[Begin]
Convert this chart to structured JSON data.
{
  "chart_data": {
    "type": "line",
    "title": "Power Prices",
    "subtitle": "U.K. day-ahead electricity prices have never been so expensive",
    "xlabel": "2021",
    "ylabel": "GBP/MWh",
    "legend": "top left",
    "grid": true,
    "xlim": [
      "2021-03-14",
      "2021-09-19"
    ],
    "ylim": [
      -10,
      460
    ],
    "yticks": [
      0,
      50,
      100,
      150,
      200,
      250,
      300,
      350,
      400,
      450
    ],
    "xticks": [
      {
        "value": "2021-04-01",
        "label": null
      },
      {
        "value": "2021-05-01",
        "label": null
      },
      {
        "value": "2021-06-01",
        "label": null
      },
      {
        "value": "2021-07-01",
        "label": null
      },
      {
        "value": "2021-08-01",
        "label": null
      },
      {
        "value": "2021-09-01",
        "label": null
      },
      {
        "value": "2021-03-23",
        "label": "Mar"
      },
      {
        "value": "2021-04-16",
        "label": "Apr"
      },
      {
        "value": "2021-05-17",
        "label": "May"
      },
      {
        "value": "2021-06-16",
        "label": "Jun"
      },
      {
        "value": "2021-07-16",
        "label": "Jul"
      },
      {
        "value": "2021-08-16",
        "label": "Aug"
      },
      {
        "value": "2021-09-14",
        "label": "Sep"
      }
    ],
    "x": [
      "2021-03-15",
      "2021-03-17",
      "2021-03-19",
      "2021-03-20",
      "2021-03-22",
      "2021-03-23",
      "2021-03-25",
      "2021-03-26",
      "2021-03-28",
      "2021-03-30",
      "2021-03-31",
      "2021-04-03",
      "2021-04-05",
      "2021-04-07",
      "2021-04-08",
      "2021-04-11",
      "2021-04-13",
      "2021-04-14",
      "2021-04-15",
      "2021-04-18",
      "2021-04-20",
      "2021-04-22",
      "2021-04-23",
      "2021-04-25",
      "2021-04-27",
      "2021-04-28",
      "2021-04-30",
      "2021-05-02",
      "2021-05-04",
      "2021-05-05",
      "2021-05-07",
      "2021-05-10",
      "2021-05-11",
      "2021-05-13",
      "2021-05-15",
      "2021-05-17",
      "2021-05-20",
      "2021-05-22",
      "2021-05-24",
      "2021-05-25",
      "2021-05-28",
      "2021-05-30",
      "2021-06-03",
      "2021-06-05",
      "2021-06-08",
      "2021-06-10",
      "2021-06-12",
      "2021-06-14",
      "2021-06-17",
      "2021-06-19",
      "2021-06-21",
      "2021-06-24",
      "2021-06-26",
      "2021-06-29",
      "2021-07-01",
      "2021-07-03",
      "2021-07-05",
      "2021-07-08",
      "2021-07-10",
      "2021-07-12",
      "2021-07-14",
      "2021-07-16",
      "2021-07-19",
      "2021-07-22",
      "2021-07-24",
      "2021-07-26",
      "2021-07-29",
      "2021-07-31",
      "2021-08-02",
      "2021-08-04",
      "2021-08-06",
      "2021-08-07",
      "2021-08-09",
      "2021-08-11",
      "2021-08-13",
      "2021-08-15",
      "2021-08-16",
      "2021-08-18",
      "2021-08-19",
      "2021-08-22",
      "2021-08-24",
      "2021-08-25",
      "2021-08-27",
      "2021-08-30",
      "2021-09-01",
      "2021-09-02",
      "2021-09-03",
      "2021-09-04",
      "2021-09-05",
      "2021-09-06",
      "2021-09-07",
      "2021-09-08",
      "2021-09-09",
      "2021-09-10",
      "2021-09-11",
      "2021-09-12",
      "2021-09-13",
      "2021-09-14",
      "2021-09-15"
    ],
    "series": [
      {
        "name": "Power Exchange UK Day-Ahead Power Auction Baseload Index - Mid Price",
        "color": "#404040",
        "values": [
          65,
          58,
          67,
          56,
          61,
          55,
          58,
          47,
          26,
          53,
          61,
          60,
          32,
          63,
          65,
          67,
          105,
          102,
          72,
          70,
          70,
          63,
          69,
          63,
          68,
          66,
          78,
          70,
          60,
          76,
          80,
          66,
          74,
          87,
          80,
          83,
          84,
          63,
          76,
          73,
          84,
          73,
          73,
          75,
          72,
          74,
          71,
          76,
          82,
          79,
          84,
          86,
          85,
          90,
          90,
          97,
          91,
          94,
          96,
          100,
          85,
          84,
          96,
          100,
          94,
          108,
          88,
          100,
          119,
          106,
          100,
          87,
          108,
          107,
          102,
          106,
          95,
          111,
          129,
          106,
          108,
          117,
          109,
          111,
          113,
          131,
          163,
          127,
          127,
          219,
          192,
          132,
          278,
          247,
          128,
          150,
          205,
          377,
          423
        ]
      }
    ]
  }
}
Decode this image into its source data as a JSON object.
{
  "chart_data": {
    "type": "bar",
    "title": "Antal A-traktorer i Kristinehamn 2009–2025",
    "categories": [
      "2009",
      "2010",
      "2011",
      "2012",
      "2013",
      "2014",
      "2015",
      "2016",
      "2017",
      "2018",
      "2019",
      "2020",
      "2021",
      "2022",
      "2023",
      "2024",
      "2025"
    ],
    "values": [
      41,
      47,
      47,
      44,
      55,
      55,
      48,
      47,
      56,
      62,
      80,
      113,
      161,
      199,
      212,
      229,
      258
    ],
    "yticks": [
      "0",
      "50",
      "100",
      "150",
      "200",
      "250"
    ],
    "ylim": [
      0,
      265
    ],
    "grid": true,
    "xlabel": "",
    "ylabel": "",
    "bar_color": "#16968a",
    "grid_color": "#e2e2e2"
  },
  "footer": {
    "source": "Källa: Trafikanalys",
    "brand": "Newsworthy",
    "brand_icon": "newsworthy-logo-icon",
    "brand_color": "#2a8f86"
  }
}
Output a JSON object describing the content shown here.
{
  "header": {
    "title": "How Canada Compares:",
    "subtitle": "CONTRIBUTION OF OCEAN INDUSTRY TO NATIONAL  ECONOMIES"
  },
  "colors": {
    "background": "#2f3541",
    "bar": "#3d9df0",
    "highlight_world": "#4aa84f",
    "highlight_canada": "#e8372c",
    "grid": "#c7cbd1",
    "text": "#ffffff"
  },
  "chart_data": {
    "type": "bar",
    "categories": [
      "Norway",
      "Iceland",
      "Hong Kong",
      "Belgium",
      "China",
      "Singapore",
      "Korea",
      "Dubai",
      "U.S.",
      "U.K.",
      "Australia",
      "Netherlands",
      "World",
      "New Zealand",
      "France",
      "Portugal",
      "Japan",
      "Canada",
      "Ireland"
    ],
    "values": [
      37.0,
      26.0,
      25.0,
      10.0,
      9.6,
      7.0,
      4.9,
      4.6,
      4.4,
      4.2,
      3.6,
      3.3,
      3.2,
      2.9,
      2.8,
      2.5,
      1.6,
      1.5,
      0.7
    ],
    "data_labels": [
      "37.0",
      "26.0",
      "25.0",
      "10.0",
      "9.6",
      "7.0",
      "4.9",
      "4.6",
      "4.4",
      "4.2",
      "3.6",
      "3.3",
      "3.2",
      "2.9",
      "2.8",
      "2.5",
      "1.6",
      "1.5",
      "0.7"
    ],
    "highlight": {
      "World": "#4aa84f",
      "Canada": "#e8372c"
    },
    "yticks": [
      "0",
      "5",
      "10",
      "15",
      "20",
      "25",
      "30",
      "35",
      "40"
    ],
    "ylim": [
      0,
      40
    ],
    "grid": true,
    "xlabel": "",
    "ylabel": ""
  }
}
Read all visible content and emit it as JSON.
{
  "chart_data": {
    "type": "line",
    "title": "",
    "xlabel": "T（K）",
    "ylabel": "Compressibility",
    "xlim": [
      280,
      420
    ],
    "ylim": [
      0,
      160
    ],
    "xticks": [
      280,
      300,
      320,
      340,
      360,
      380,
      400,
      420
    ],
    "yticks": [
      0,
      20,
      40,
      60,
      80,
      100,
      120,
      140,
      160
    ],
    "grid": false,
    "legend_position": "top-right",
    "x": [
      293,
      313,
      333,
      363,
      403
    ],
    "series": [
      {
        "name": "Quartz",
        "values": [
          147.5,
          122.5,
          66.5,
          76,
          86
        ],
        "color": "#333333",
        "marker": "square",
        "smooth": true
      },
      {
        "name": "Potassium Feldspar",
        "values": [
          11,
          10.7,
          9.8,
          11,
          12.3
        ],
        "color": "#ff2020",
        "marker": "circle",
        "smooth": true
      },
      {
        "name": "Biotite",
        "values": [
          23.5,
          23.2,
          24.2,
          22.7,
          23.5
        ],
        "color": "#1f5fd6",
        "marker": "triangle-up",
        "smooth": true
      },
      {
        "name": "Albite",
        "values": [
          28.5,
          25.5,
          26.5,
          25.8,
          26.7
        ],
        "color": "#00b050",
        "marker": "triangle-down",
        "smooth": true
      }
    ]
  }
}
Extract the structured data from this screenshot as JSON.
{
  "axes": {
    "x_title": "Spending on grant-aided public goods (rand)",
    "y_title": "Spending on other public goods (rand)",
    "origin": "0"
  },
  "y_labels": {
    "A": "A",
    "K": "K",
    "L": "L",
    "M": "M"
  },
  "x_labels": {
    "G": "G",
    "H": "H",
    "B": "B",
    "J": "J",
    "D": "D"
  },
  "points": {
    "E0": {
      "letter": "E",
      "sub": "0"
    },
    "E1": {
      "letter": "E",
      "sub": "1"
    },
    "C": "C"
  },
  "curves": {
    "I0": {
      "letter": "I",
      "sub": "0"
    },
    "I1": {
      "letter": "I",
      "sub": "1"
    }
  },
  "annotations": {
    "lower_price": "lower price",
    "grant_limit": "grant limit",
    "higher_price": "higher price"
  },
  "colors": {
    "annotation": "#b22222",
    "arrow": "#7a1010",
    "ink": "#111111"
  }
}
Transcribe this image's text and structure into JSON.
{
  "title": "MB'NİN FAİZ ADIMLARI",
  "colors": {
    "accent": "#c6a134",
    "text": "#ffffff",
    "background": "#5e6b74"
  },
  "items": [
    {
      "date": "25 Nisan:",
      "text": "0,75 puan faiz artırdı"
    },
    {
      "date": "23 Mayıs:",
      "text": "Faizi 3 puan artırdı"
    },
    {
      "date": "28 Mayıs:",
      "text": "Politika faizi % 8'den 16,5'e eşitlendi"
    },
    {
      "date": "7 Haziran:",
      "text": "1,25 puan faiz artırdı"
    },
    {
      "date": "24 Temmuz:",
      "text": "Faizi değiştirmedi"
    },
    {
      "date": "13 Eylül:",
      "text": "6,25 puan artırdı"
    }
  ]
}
[End]
_Task directions_:
From the line containing "Transcribe this image's" down to the final line of the data, write out every line exactly; both the first and last of these belong in your answer, and nothing else does.

_Solution to this task_:
Transcribe this image's text and structure into JSON.
{
  "title": "MB'NİN FAİZ ADIMLARI",
  "colors": {
    "accent": "#c6a134",
    "text": "#ffffff",
    "background": "#5e6b74"
  },
  "items": [
    {
      "date": "25 Nisan:",
      "text": "0,75 puan faiz artırdı"
    },
    {
      "date": "23 Mayıs:",
      "text": "Faizi 3 puan artırdı"
    },
    {
      "date": "28 Mayıs:",
      "text": "Politika faizi % 8'den 16,5'e eşitlendi"
    },
    {
      "date": "7 Haziran:",
      "text": "1,25 puan faiz artırdı"
    },
    {
      "date": "24 Temmuz:",
      "text": "Faizi değiştirmedi"
    },
    {
      "date": "13 Eylül:",
      "text": "6,25 puan artırdı"
    }
  ]
}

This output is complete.